[START OF RECORDS]

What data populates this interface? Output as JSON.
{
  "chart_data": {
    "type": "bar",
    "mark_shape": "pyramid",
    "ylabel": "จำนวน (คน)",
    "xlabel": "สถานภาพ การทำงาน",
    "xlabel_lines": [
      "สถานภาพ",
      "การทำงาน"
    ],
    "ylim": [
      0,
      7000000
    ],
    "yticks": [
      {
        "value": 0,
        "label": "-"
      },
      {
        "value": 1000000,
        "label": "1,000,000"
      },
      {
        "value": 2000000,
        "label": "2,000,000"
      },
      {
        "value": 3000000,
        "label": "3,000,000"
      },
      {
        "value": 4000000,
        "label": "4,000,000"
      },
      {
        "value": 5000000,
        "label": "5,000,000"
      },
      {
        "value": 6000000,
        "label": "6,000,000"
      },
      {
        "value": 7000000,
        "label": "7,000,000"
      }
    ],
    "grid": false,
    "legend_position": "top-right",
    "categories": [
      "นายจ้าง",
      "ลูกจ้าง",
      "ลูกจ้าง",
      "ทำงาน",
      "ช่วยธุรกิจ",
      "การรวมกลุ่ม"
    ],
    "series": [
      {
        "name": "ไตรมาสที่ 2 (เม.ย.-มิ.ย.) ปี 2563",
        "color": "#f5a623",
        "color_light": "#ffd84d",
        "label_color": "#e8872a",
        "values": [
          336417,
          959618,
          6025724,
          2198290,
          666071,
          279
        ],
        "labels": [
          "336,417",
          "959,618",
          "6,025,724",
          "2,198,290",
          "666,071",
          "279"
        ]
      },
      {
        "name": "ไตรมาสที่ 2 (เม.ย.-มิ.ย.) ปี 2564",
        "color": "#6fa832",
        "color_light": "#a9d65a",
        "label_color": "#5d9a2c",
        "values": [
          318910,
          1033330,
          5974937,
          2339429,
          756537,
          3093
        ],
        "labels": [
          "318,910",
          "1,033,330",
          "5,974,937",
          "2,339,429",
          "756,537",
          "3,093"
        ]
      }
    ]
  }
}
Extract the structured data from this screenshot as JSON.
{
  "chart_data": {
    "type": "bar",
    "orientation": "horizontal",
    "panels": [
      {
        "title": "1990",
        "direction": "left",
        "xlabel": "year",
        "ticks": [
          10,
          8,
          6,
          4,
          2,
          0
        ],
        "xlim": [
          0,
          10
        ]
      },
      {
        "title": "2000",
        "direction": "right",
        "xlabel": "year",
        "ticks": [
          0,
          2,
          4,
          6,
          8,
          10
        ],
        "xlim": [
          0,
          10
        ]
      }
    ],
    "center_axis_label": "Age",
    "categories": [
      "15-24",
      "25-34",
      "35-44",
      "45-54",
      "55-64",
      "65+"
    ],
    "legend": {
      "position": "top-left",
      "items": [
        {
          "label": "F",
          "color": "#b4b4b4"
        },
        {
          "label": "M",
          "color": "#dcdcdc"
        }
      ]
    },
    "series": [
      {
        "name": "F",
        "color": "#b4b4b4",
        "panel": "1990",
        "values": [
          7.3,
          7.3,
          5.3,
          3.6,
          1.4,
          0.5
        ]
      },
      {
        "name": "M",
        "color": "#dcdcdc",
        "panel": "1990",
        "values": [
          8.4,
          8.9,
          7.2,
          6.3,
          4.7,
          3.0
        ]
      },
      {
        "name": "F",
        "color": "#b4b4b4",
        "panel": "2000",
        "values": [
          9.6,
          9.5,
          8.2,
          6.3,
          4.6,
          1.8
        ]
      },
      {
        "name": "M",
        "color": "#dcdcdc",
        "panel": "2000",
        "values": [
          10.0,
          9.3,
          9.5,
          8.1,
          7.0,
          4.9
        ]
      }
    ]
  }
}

[END OF RECORDS]

_WORK INSTRUCTIONS_
Reproduce the whole listing word for word.

_RESULT OF THE TASK_
What data populates this interface? Output as JSON.
{
  "chart_data": {
    "type": "bar",
    "mark_shape": "pyramid",
    "ylabel": "จำนวน (คน)",
    "xlabel": "สถานภาพ การทำงาน",
    "xlabel_lines": [
      "สถานภาพ",
      "การทำงาน"
    ],
    "ylim": [
      0,
      7000000
    ],
    "yticks": [
      {
        "value": 0,
        "label": "-"
      },
      {
        "value": 1000000,
        "label": "1,000,000"
      },
      {
        "value": 2000000,
        "label": "2,000,000"
      },
      {
        "value": 3000000,
        "label": "3,000,000"
      },
      {
        "value": 4000000,
        "label": "4,000,000"
      },
      {
        "value": 5000000,
        "label": "5,000,000"
      },
      {
        "value": 6000000,
        "label": "6,000,000"
      },
      {
        "value": 7000000,
        "label": "7,000,000"
      }
    ],
    "grid": false,
    "legend_position": "top-right",
    "categories": [
      "นายจ้าง",
      "ลูกจ้าง",
      "ลูกจ้าง",
      "ทำงาน",
      "ช่วยธุรกิจ",
      "การรวมกลุ่ม"
    ],
    "series": [
      {
        "name": "ไตรมาสที่ 2 (เม.ย.-มิ.ย.) ปี 2563",
        "color": "#f5a623",
        "color_light": "#ffd84d",
        "label_color": "#e8872a",
        "values": [
          336417,
          959618,
          6025724,
          2198290,
          666071,
          279
        ],
        "labels": [
          "336,417",
          "959,618",
          "6,025,724",
          "2,198,290",
          "666,071",
          "279"
        ]
      },
      {
        "name": "ไตรมาสที่ 2 (เม.ย.-มิ.ย.) ปี 2564",
        "color": "#6fa832",
        "color_light": "#a9d65a",
        "label_color": "#5d9a2c",
        "values": [
          318910,
          1033330,
          5974937,
          2339429,
          756537,
          3093
        ],
        "labels": [
          "318,910",
          "1,033,330",
          "5,974,937",
          "2,339,429",
          "756,537",
          "3,093"
        ]
      }
    ]
  }
}
Extract the structured data from this screenshot as JSON.
{
  "chart_data": {
    "type": "bar",
    "orientation": "horizontal",
    "panels": [
      {
        "title": "1990",
        "direction": "left",
        "xlabel": "year",
        "ticks": [
          10,
          8,
          6,
          4,
          2,
          0
        ],
        "xlim": [
          0,
          10
        ]
      },
      {
        "title": "2000",
        "direction": "right",
        "xlabel": "year",
        "ticks": [
          0,
          2,
          4,
          6,
          8,
          10
        ],
        "xlim": [
          0,
          10
        ]
      }
    ],
    "center_axis_label": "Age",
    "categories": [
      "15-24",
      "25-34",
      "35-44",
      "45-54",
      "55-64",
      "65+"
    ],
    "legend": {
      "position": "top-left",
      "items": [
        {
          "label": "F",
          "color": "#b4b4b4"
        },
        {
          "label": "M",
          "color": "#dcdcdc"
        }
      ]
    },
    "series": [
      {
        "name": "F",
        "color": "#b4b4b4",
        "panel": "1990",
        "values": [
          7.3,
          7.3,
          5.3,
          3.6,
          1.4,
          0.5
        ]
      },
      {
        "name": "M",
        "color": "#dcdcdc",
        "panel": "1990",
        "values": [
          8.4,
          8.9,
          7.2,
          6.3,
          4.7,
          3.0
        ]
      },
      {
        "name": "F",
        "color": "#b4b4b4",
        "panel": "2000",
        "values": [
          9.6,
          9.5,
          8.2,
          6.3,
          4.6,
          1.8
        ]
      },
      {
        "name": "M",
        "color": "#dcdcdc",
        "panel": "2000",
        "values": [
          10.0,
          9.3,
          9.5,
          8.1,
          7.0,
          4.9
        ]
      }
    ]
  }
}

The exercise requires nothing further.